───── SUPPLIED MATERIAL ─────
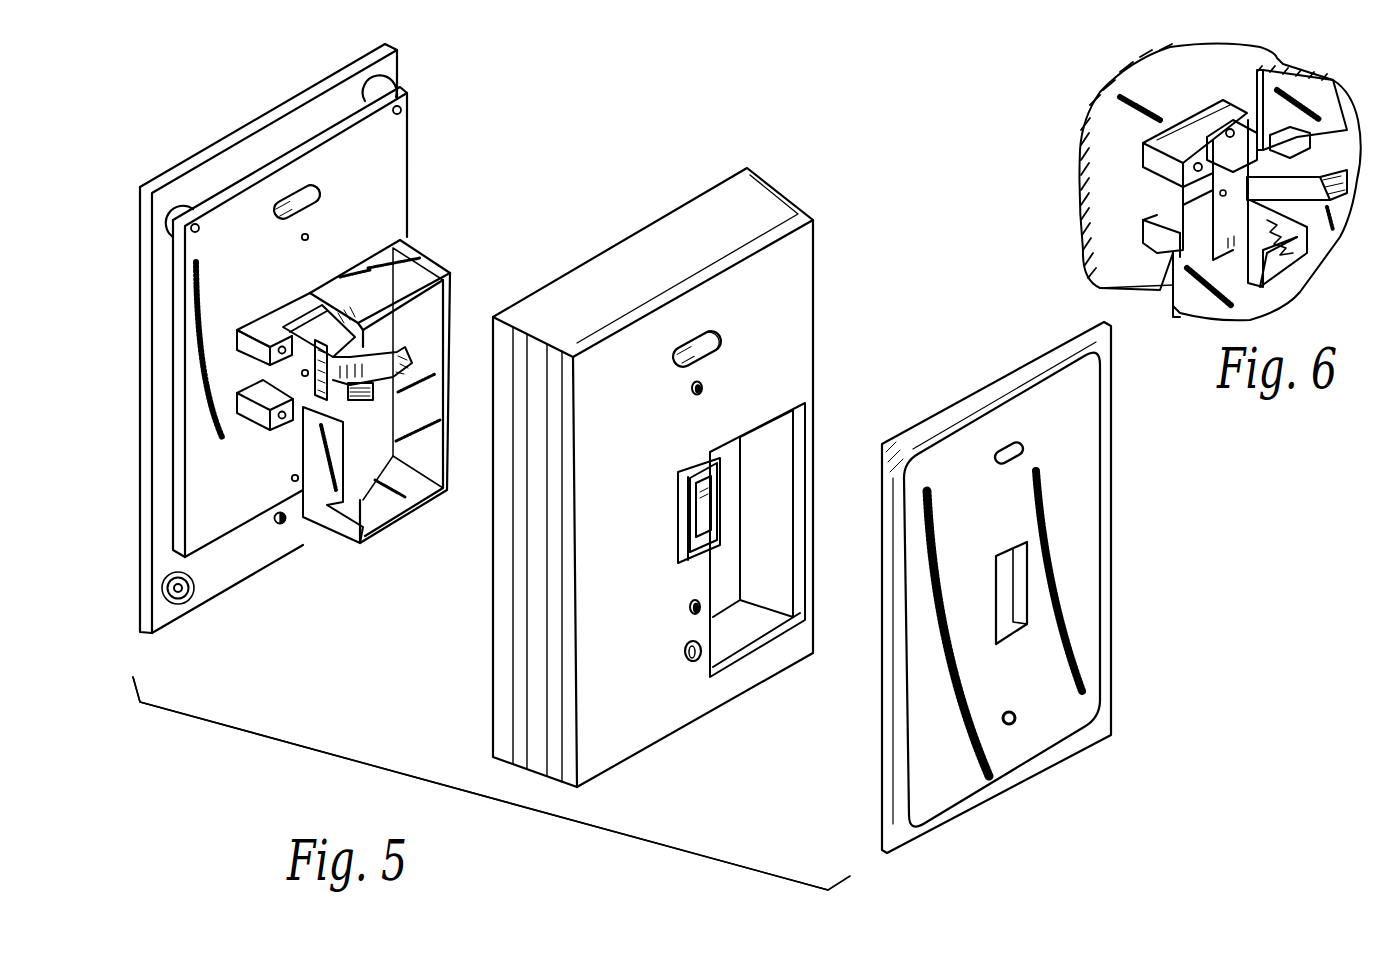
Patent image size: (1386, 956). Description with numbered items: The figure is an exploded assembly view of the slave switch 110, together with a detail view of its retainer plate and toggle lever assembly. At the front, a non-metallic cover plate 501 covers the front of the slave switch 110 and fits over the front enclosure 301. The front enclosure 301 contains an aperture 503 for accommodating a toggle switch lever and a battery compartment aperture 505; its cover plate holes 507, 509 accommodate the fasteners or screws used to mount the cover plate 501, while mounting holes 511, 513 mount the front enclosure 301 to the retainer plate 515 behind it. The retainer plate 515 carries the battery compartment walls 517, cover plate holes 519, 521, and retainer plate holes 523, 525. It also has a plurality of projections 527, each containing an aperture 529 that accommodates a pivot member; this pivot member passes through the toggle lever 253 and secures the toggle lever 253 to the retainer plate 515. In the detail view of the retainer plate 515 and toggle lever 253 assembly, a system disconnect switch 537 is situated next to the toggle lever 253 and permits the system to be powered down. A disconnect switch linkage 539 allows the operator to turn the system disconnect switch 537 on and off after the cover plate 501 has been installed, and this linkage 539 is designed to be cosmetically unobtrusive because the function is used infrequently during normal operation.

In FIG. 5, the slave switch 110 is at (235, 757).
In FIG. 5, the retainer plate 515 is at (407, 165).
In FIG. 5, the cover plate hole 519 is at (322, 194).
In FIG. 5, the retainer plate hole 523 is at (302, 239).
In FIG. 5, the battery compartment walls 517 is at (437, 263).
In FIG. 5, the toggle lever 253 is at (407, 357).
In FIG. 6, the toggle lever 253 is at (1337, 82).
In FIG. 5, the projections 527 is at (300, 371).
In FIG. 5, the apertures 529 is at (297, 372).
In FIG. 5, the retainer plate hole 525 is at (290, 478).
In FIG. 5, the cover plate hole 521 is at (275, 520).
In FIG. 5, the front enclosure 301 is at (813, 340).
In FIG. 5, the cover plate hole 507 is at (716, 333).
In FIG. 5, the mounting hole 511 is at (706, 386).
In FIG. 5, the battery compartment aperture 505 is at (790, 408).
In FIG. 5, the aperture 503 is at (678, 490).
In FIG. 5, the mounting hole 513 is at (690, 604).
In FIG. 5, the cover plate hole 509 is at (684, 654).
In FIG. 5, the cover plate 501 is at (1116, 462).
In FIG. 6, the system disconnect switch 537 is at (1180, 187).
In FIG. 6, the disconnect switch linkage 539 is at (1287, 297).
─────
> **WRITTEN INSTRUCTION**
Set down every one of the rows above word for word, with no changes, and leave out the pictures.

> **ANSWER TO THE EXERCISE**
Patent image size: (1386, 956). Description with numbered items: The figure is an exploded assembly view of the slave switch 110, together with a detail view of its retainer plate and toggle lever assembly. At the front, a non-metallic cover plate 501 covers the front of the slave switch 110 and fits over the front enclosure 301. The front enclosure 301 contains an aperture 503 for accommodating a toggle switch lever and a battery compartment aperture 505; its cover plate holes 507, 509 accommodate the fasteners or screws used to mount the cover plate 501, while mounting holes 511, 513 mount the front enclosure 301 to the retainer plate 515 behind it. The retainer plate 515 carries the battery compartment walls 517, cover plate holes 519, 521, and retainer plate holes 523, 525. It also has a plurality of projections 527, each containing an aperture 529 that accommodates a pivot member; this pivot member passes through the toggle lever 253 and secures the toggle lever 253 to the retainer plate 515. In the detail view of the retainer plate 515 and toggle lever 253 assembly, a system disconnect switch 537 is situated next to the toggle lever 253 and permits the system to be powered down. A disconnect switch linkage 539 allows the operator to turn the system disconnect switch 537 on and off after the cover plate 501 has been installed, and this linkage 539 is designed to be cosmetically unobtrusive because the function is used infrequently during normal operation.

In FIG. 5, the slave switch 110 is at (235, 757).
In FIG. 5, the retainer plate 515 is at (407, 165).
In FIG. 5, the cover plate hole 519 is at (322, 194).
In FIG. 5, the retainer plate hole 523 is at (302, 239).
In FIG. 5, the battery compartment walls 517 is at (437, 263).
In FIG. 5, the toggle lever 253 is at (407, 357).
In FIG. 6, the toggle lever 253 is at (1337, 82).
In FIG. 5, the projections 527 is at (300, 371).
In FIG. 5, the apertures 529 is at (297, 372).
In FIG. 5, the retainer plate hole 525 is at (290, 478).
In FIG. 5, the cover plate hole 521 is at (275, 520).
In FIG. 5, the front enclosure 301 is at (813, 340).
In FIG. 5, the cover plate hole 507 is at (716, 333).
In FIG. 5, the mounting hole 511 is at (706, 386).
In FIG. 5, the battery compartment aperture 505 is at (790, 408).
In FIG. 5, the aperture 503 is at (678, 490).
In FIG. 5, the mounting hole 513 is at (690, 604).
In FIG. 5, the cover plate hole 509 is at (684, 654).
In FIG. 5, the cover plate 501 is at (1116, 462).
In FIG. 6, the system disconnect switch 537 is at (1180, 187).
In FIG. 6, the disconnect switch linkage 539 is at (1287, 297).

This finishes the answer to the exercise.